━━━━━ Data for processing ━━━━━

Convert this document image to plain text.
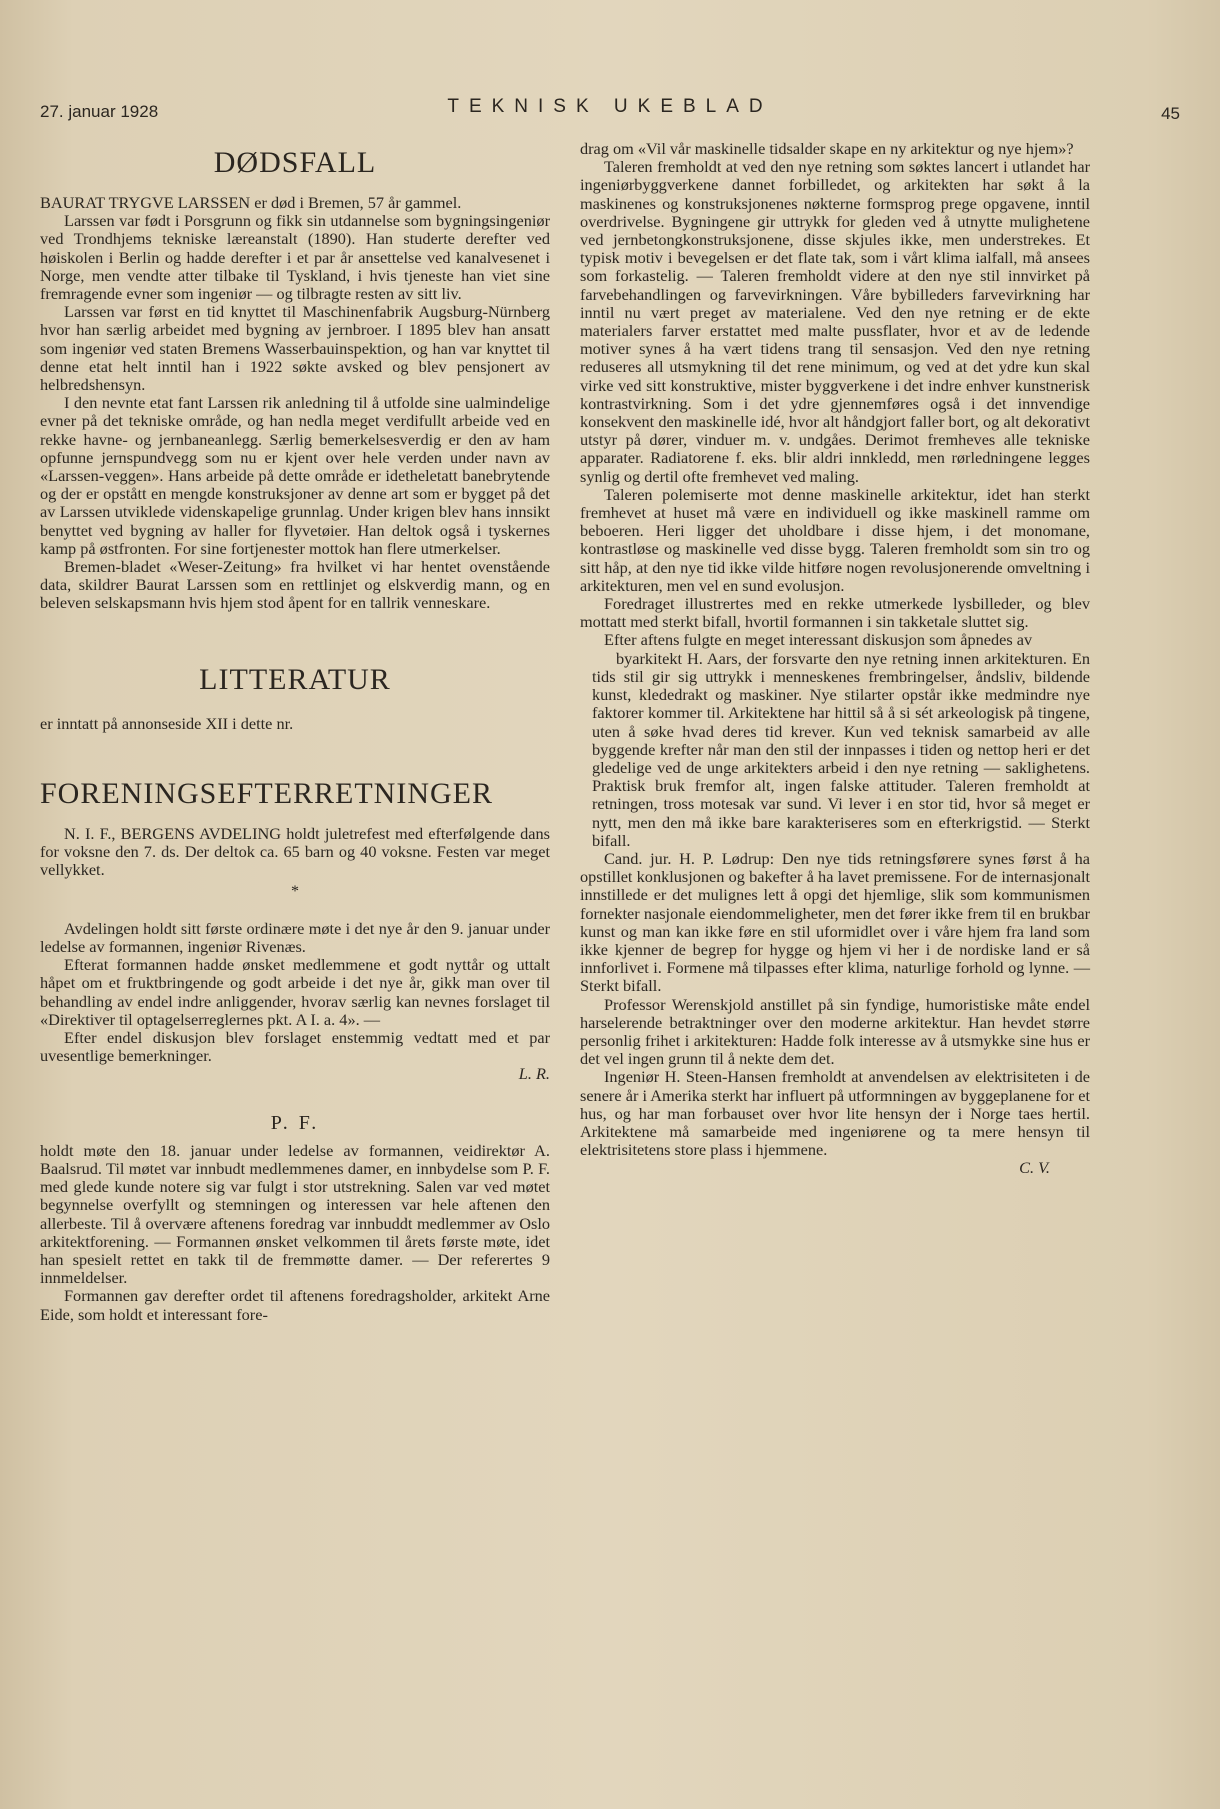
27. januar 1928	TEKNISK UKEBLAD	45
DØDSFALL

BAURAT TRYGVE LARSSEN er død i Bremen, 57 år gammel.

Larssen var født i Porsgrunn og fikk sin utdannelse som bygningsingeniør ved Trondhjems tekniske læreanstalt (1890). Han studerte derefter ved høiskolen i Berlin og hadde derefter i et par år ansettelse ved kanalvesenet i Norge, men vendte atter tilbake til Tyskland, i hvis tjeneste han viet sine fremragende evner som ingeniør — og tilbragte resten av sitt liv.

Larssen var først en tid knyttet til Maschinenfabrik Augsburg-Nürnberg hvor han særlig arbeidet med bygning av jernbroer. I 1895 blev han ansatt som ingeniør ved staten Bremens Wasserbauinspektion, og han var knyttet til denne etat helt inntil han i 1922 søkte avsked og blev pensjonert av helbredshensyn.

I den nevnte etat fant Larssen rik anledning til å utfolde sine ualmindelige evner på det tekniske område, og han nedla meget verdifullt arbeide ved en rekke havne- og jernbaneanlegg. Særlig bemerkelsesverdig er den av ham opfunne jernspundvegg som nu er kjent over hele verden under navn av «Larssen-veggen». Hans arbeide på dette område er idetheletatt banebrytende og der er opstått en mengde konstruksjoner av denne art som er bygget på det av Larssen utviklede videnskapelige grunnlag. Under krigen blev hans innsikt benyttet ved bygning av haller for flyvetøier. Han deltok også i tyskernes kamp på østfronten. For sine fortjenester mottok han flere utmerkelser.

Bremen-bladet «Weser-Zeitung» fra hvilket vi har hentet ovenstående data, skildrer Baurat Larssen som en rettlinjet og elskverdig mann, og en beleven selskapsmann hvis hjem stod åpent for en tallrik venneskare.

LITTERATUR

er inntatt på annonseside XII i dette nr.

FORENINGSEFTERRETNINGER

N. I. F., BERGENS AVDELING holdt juletrefest med efterfølgende dans for voksne den 7. ds. Der deltok ca. 65 barn og 40 voksne. Festen var meget vellykket.

*

Avdelingen holdt sitt første ordinære møte i det nye år den 9. januar under ledelse av formannen, ingeniør Rivenæs.

Efterat formannen hadde ønsket medlemmene et godt nyttår og uttalt håpet om et fruktbringende og godt arbeide i det nye år, gikk man over til behandling av endel indre anliggender, hvorav særlig kan nevnes forslaget til «Direktiver til optagelserreglernes pkt. A I. a. 4». —

Efter endel diskusjon blev forslaget enstemmig vedtatt med et par uvesentlige bemerkninger.

L. R.
P. F.

holdt møte den 18. januar under ledelse av formannen, veidirektør A. Baalsrud. Til møtet var innbudt medlemmenes damer, en innbydelse som P. F. med glede kunde notere sig var fulgt i stor utstrekning. Salen var ved møtet begynnelse overfyllt og stemningen og interessen var hele aftenen den allerbeste. Til å overvære aftenens foredrag var innbuddt medlemmer av Oslo arkitektforening. — Formannen ønsket velkommen til årets første møte, idet han spesielt rettet en takk til de fremmøtte damer. — Der referertes 9 innmeldelser.

Formannen gav derefter ordet til aftenens foredragsholder, arkitekt Arne Eide, som holdt et interessant fore-

drag om «Vil vår maskinelle tidsalder skape en ny arkitektur og nye hjem»?

Taleren fremholdt at ved den nye retning som søktes lancert i utlandet har ingeniørbyggverkene dannet forbilledet, og arkitekten har søkt å la maskinenes og konstruksjonenes nøkterne formsprog prege opgavene, inntil overdrivelse. Bygningene gir uttrykk for gleden ved å utnytte mulighetene ved jernbetongkonstruksjonene, disse skjules ikke, men understrekes. Et typisk motiv i bevegelsen er det flate tak, som i vårt klima ialfall, må ansees som forkastelig. — Taleren fremholdt videre at den nye stil innvirket på farvebehandlingen og farvevirkningen. Våre bybilleders farvevirkning har inntil nu vært preget av materialene. Ved den nye retning er de ekte materialers farver erstattet med malte pussflater, hvor et av de ledende motiver synes å ha vært tidens trang til sensasjon. Ved den nye retning reduseres all utsmykning til det rene minimum, og ved at det ydre kun skal virke ved sitt konstruktive, mister byggverkene i det indre enhver kunstnerisk kontrastvirkning. Som i det ydre gjennemføres også i det innvendige konsekvent den maskinelle idé, hvor alt håndgjort faller bort, og alt dekorativt utstyr på dører, vinduer m. v. undgåes. Derimot fremheves alle tekniske apparater. Radiatorene f. eks. blir aldri innkledd, men rørledningene legges synlig og dertil ofte fremhevet ved maling.

Taleren polemiserte mot denne maskinelle arkitektur, idet han sterkt fremhevet at huset må være en individuell og ikke maskinell ramme om beboeren. Heri ligger det uholdbare i disse hjem, i det monomane, kontrastløse og maskinelle ved disse bygg. Taleren fremholdt som sin tro og sitt håp, at den nye tid ikke vilde hitføre nogen revolusjonerende omveltning i arkitekturen, men vel en sund evolusjon.

Foredraget illustrertes med en rekke utmerkede lysbilleder, og blev mottatt med sterkt bifall, hvortil formannen i sin takketale sluttet sig.

Efter aftens fulgte en meget interessant diskusjon som åpnedes av

byarkitekt H. Aars, der forsvarte den nye retning innen arkitekturen. En tids stil gir sig uttrykk i menneskenes frembringelser, åndsliv, bildende kunst, klededrakt og maskiner. Nye stilarter opstår ikke medmindre nye faktorer kommer til. Arkitektene har hittil så å si sét arkeologisk på tingene, uten å søke hvad deres tid krever. Kun ved teknisk samarbeid av alle byggende krefter når man den stil der innpasses i tiden og nettop heri er det gledelige ved de unge arkitekters arbeid i den nye retning — saklighetens. Praktisk bruk fremfor alt, ingen falske attituder. Taleren fremholdt at retningen, tross motesak var sund. Vi lever i en stor tid, hvor så meget er nytt, men den må ikke bare karakteriseres som en efterkrigstid. — Sterkt bifall.

Cand. jur. H. P. Lødrup: Den nye tids retningsførere synes først å ha opstillet konklusjonen og bakefter å ha lavet premissene. For de internasjonalt innstillede er det mulignes lett å opgi det hjemlige, slik som kommunismen fornekter nasjonale eiendommeligheter, men det fører ikke frem til en brukbar kunst og man kan ikke føre en stil uformidlet over i våre hjem fra land som ikke kjenner de begrep for hygge og hjem vi her i de nordiske land er så innforlivet i. Formene må tilpasses efter klima, naturlige forhold og lynne. — Sterkt bifall.

Professor Werenskjold anstillet på sin fyndige, humoristiske måte endel harselerende betraktninger over den moderne arkitektur. Han hevdet større personlig frihet i arkitekturen: Hadde folk interesse av å utsmykke sine hus er det vel ingen grunn til å nekte dem det.

Ingeniør H. Steen-Hansen fremholdt at anvendelsen av elektrisiteten i de senere år i Amerika sterkt har influert på utformningen av byggeplanene for et hus, og har man forbauset over hvor lite hensyn der i Norge taes hertil. Arkitektene må samarbeide med ingeniørene og ta mere hensyn til elektrisitetens store plass i hjemmene.

C. V.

━━━━━

#### Exercise requirements
Except for the pictures, copy every line of the records above exactly.

#### Answer to the problem
Convert this document image to plain text.
27. januar 1928	TEKNISK UKEBLAD	45
DØDSFALL

BAURAT TRYGVE LARSSEN er død i Bremen, 57 år gammel.

Larssen var født i Porsgrunn og fikk sin utdannelse som bygningsingeniør ved Trondhjems tekniske læreanstalt (1890). Han studerte derefter ved høiskolen i Berlin og hadde derefter i et par år ansettelse ved kanalvesenet i Norge, men vendte atter tilbake til Tyskland, i hvis tjeneste han viet sine fremragende evner som ingeniør — og tilbragte resten av sitt liv.

Larssen var først en tid knyttet til Maschinenfabrik Augsburg-Nürnberg hvor han særlig arbeidet med bygning av jernbroer. I 1895 blev han ansatt som ingeniør ved staten Bremens Wasserbauinspektion, og han var knyttet til denne etat helt inntil han i 1922 søkte avsked og blev pensjonert av helbredshensyn.

I den nevnte etat fant Larssen rik anledning til å utfolde sine ualmindelige evner på det tekniske område, og han nedla meget verdifullt arbeide ved en rekke havne- og jernbaneanlegg. Særlig bemerkelsesverdig er den av ham opfunne jernspundvegg som nu er kjent over hele verden under navn av «Larssen-veggen». Hans arbeide på dette område er idetheletatt banebrytende og der er opstått en mengde konstruksjoner av denne art som er bygget på det av Larssen utviklede videnskapelige grunnlag. Under krigen blev hans innsikt benyttet ved bygning av haller for flyvetøier. Han deltok også i tyskernes kamp på østfronten. For sine fortjenester mottok han flere utmerkelser.

Bremen-bladet «Weser-Zeitung» fra hvilket vi har hentet ovenstående data, skildrer Baurat Larssen som en rettlinjet og elskverdig mann, og en beleven selskapsmann hvis hjem stod åpent for en tallrik venneskare.

LITTERATUR

er inntatt på annonseside XII i dette nr.

FORENINGSEFTERRETNINGER

N. I. F., BERGENS AVDELING holdt juletrefest med efterfølgende dans for voksne den 7. ds. Der deltok ca. 65 barn og 40 voksne. Festen var meget vellykket.

*

Avdelingen holdt sitt første ordinære møte i det nye år den 9. januar under ledelse av formannen, ingeniør Rivenæs.

Efterat formannen hadde ønsket medlemmene et godt nyttår og uttalt håpet om et fruktbringende og godt arbeide i det nye år, gikk man over til behandling av endel indre anliggender, hvorav særlig kan nevnes forslaget til «Direktiver til optagelserreglernes pkt. A I. a. 4». —

Efter endel diskusjon blev forslaget enstemmig vedtatt med et par uvesentlige bemerkninger.

L. R.
P. F.

holdt møte den 18. januar under ledelse av formannen, veidirektør A. Baalsrud. Til møtet var innbudt medlemmenes damer, en innbydelse som P. F. med glede kunde notere sig var fulgt i stor utstrekning. Salen var ved møtet begynnelse overfyllt og stemningen og interessen var hele aftenen den allerbeste. Til å overvære aftenens foredrag var innbuddt medlemmer av Oslo arkitektforening. — Formannen ønsket velkommen til årets første møte, idet han spesielt rettet en takk til de fremmøtte damer. — Der referertes 9 innmeldelser.

Formannen gav derefter ordet til aftenens foredragsholder, arkitekt Arne Eide, som holdt et interessant fore-

drag om «Vil vår maskinelle tidsalder skape en ny arkitektur og nye hjem»?

Taleren fremholdt at ved den nye retning som søktes lancert i utlandet har ingeniørbyggverkene dannet forbilledet, og arkitekten har søkt å la maskinenes og konstruksjonenes nøkterne formsprog prege opgavene, inntil overdrivelse. Bygningene gir uttrykk for gleden ved å utnytte mulighetene ved jernbetongkonstruksjonene, disse skjules ikke, men understrekes. Et typisk motiv i bevegelsen er det flate tak, som i vårt klima ialfall, må ansees som forkastelig. — Taleren fremholdt videre at den nye stil innvirket på farvebehandlingen og farvevirkningen. Våre bybilleders farvevirkning har inntil nu vært preget av materialene. Ved den nye retning er de ekte materialers farver erstattet med malte pussflater, hvor et av de ledende motiver synes å ha vært tidens trang til sensasjon. Ved den nye retning reduseres all utsmykning til det rene minimum, og ved at det ydre kun skal virke ved sitt konstruktive, mister byggverkene i det indre enhver kunstnerisk kontrastvirkning. Som i det ydre gjennemføres også i det innvendige konsekvent den maskinelle idé, hvor alt håndgjort faller bort, og alt dekorativt utstyr på dører, vinduer m. v. undgåes. Derimot fremheves alle tekniske apparater. Radiatorene f. eks. blir aldri innkledd, men rørledningene legges synlig og dertil ofte fremhevet ved maling.

Taleren polemiserte mot denne maskinelle arkitektur, idet han sterkt fremhevet at huset må være en individuell og ikke maskinell ramme om beboeren. Heri ligger det uholdbare i disse hjem, i det monomane, kontrastløse og maskinelle ved disse bygg. Taleren fremholdt som sin tro og sitt håp, at den nye tid ikke vilde hitføre nogen revolusjonerende omveltning i arkitekturen, men vel en sund evolusjon.

Foredraget illustrertes med en rekke utmerkede lysbilleder, og blev mottatt med sterkt bifall, hvortil formannen i sin takketale sluttet sig.

Efter aftens fulgte en meget interessant diskusjon som åpnedes av

byarkitekt H. Aars, der forsvarte den nye retning innen arkitekturen. En tids stil gir sig uttrykk i menneskenes frembringelser, åndsliv, bildende kunst, klededrakt og maskiner. Nye stilarter opstår ikke medmindre nye faktorer kommer til. Arkitektene har hittil så å si sét arkeologisk på tingene, uten å søke hvad deres tid krever. Kun ved teknisk samarbeid av alle byggende krefter når man den stil der innpasses i tiden og nettop heri er det gledelige ved de unge arkitekters arbeid i den nye retning — saklighetens. Praktisk bruk fremfor alt, ingen falske attituder. Taleren fremholdt at retningen, tross motesak var sund. Vi lever i en stor tid, hvor så meget er nytt, men den må ikke bare karakteriseres som en efterkrigstid. — Sterkt bifall.

Cand. jur. H. P. Lødrup: Den nye tids retningsførere synes først å ha opstillet konklusjonen og bakefter å ha lavet premissene. For de internasjonalt innstillede er det mulignes lett å opgi det hjemlige, slik som kommunismen fornekter nasjonale eiendommeligheter, men det fører ikke frem til en brukbar kunst og man kan ikke føre en stil uformidlet over i våre hjem fra land som ikke kjenner de begrep for hygge og hjem vi her i de nordiske land er så innforlivet i. Formene må tilpasses efter klima, naturlige forhold og lynne. — Sterkt bifall.

Professor Werenskjold anstillet på sin fyndige, humoristiske måte endel harselerende betraktninger over den moderne arkitektur. Han hevdet større personlig frihet i arkitekturen: Hadde folk interesse av å utsmykke sine hus er det vel ingen grunn til å nekte dem det.

Ingeniør H. Steen-Hansen fremholdt at anvendelsen av elektrisiteten i de senere år i Amerika sterkt har influert på utformningen av byggeplanene for et hus, og har man forbauset over hvor lite hensyn der i Norge taes hertil. Arkitektene må samarbeide med ingeniørene og ta mere hensyn til elektrisitetens store plass i hjemmene.

C. V.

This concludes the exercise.